# Given instruction:
Copy the entries word for word, from the very start of the entries through the line with "menu-item-reformat-code[interactable]: Reformat Code", including that line.

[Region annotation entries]
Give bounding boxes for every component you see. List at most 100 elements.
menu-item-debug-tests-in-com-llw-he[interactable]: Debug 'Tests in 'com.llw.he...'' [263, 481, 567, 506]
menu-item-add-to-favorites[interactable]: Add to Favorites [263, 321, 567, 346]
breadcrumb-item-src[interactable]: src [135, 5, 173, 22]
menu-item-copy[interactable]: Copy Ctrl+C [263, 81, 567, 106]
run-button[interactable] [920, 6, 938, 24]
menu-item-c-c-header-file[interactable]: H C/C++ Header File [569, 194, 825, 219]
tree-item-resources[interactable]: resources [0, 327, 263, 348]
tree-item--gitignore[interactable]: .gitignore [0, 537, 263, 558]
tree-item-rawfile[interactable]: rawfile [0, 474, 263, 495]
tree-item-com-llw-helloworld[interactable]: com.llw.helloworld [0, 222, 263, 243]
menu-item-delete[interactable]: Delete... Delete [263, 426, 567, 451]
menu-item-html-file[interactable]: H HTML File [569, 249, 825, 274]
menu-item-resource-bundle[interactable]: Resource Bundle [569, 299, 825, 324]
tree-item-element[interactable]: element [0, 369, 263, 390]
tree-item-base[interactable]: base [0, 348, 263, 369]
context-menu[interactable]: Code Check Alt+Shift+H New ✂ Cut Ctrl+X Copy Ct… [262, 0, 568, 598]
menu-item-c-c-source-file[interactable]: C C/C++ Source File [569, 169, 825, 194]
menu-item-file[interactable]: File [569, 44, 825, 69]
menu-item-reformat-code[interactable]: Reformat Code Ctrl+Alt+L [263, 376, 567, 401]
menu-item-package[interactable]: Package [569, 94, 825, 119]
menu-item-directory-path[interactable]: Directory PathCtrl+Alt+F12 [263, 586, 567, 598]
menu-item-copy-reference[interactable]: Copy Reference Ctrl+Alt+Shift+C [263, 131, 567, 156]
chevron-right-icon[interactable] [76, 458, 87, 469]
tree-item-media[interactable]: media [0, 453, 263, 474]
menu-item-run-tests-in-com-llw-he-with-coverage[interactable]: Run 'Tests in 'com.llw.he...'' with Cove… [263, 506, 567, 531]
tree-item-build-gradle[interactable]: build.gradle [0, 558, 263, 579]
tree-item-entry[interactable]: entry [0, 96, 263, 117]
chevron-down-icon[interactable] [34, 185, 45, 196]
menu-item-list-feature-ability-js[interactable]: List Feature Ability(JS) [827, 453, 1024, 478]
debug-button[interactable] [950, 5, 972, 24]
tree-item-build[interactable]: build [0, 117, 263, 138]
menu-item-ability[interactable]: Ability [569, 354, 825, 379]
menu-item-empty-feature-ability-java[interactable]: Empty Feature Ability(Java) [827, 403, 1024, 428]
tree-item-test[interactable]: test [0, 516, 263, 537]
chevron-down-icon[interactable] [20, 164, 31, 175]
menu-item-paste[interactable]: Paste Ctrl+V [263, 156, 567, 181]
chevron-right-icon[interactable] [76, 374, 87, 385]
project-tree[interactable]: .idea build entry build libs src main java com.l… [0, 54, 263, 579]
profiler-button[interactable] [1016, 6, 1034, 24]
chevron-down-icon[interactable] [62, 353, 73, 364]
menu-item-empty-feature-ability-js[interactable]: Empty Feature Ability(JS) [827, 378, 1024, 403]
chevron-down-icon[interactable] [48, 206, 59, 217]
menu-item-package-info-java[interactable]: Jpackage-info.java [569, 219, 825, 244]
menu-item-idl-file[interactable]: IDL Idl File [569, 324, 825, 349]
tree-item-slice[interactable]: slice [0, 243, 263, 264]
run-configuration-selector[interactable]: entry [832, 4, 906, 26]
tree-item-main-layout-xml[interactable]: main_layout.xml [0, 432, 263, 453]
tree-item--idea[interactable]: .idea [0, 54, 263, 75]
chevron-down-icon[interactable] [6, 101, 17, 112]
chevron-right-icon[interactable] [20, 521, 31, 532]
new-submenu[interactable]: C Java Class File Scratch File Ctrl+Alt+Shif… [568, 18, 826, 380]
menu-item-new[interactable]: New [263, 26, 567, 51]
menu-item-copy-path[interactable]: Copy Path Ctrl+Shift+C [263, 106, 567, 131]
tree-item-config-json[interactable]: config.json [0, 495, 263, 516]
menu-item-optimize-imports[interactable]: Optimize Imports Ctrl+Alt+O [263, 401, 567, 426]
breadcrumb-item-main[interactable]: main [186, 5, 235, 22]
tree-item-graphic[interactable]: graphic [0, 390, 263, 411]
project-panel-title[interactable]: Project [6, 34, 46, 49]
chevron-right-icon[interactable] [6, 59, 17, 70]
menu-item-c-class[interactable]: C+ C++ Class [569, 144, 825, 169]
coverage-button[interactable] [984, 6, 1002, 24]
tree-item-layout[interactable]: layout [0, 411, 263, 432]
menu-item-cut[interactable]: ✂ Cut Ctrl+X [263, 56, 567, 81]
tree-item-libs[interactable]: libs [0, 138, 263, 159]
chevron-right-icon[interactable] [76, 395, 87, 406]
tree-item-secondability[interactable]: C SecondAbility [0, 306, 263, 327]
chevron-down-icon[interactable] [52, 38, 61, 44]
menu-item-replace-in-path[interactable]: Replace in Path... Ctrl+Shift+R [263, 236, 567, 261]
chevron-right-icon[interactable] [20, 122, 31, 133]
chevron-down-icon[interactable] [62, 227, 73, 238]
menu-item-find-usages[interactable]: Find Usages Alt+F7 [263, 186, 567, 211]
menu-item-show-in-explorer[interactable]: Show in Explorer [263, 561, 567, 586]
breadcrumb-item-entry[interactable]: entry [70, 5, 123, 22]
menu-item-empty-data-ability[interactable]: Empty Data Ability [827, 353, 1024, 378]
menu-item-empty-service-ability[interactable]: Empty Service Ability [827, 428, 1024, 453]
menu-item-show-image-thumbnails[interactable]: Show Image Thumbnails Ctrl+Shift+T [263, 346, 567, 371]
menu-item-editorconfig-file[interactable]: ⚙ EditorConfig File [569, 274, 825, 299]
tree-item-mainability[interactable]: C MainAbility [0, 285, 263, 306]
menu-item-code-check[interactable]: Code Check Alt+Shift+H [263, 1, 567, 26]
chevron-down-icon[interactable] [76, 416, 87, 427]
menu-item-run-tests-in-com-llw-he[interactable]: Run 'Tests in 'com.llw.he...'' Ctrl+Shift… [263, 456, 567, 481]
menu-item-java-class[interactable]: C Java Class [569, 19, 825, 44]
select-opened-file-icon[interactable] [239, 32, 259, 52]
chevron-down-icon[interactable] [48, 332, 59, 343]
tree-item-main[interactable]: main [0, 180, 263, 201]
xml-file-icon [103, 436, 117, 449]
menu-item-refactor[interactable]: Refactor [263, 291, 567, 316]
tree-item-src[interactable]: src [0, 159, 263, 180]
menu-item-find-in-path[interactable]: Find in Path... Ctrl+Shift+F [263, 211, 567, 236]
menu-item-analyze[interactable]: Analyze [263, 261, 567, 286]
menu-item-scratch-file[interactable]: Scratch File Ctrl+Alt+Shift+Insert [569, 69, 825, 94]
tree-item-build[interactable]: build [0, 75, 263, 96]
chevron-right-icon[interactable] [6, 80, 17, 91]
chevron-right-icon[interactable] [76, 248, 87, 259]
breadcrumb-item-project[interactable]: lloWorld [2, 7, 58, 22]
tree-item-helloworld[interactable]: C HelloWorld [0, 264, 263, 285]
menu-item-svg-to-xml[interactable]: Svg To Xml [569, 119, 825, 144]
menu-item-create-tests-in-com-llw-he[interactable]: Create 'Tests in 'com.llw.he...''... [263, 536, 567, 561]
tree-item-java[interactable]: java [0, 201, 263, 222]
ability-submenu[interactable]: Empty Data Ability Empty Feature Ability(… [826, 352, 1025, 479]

# Response for this exercise:
Give bounding boxes for every component you see. List at most 100 elements.
menu-item-debug-tests-in-com-llw-he[interactable]: Debug 'Tests in 'com.llw.he...'' [263, 481, 567, 506]
menu-item-add-to-favorites[interactable]: Add to Favorites [263, 321, 567, 346]
breadcrumb-item-src[interactable]: src [135, 5, 173, 22]
menu-item-copy[interactable]: Copy Ctrl+C [263, 81, 567, 106]
run-button[interactable] [920, 6, 938, 24]
menu-item-c-c-header-file[interactable]: H C/C++ Header File [569, 194, 825, 219]
tree-item-resources[interactable]: resources [0, 327, 263, 348]
tree-item--gitignore[interactable]: .gitignore [0, 537, 263, 558]
tree-item-rawfile[interactable]: rawfile [0, 474, 263, 495]
tree-item-com-llw-helloworld[interactable]: com.llw.helloworld [0, 222, 263, 243]
menu-item-delete[interactable]: Delete... Delete [263, 426, 567, 451]
menu-item-html-file[interactable]: H HTML File [569, 249, 825, 274]
menu-item-resource-bundle[interactable]: Resource Bundle [569, 299, 825, 324]
tree-item-element[interactable]: element [0, 369, 263, 390]
tree-item-base[interactable]: base [0, 348, 263, 369]
context-menu[interactable]: Code Check Alt+Shift+H New ✂ Cut Ctrl+X Copy Ct… [262, 0, 568, 598]
menu-item-c-c-source-file[interactable]: C C/C++ Source File [569, 169, 825, 194]
menu-item-file[interactable]: File [569, 44, 825, 69]
menu-item-reformat-code[interactable]: Reformat Code Ctrl+Alt+L [263, 376, 567, 401]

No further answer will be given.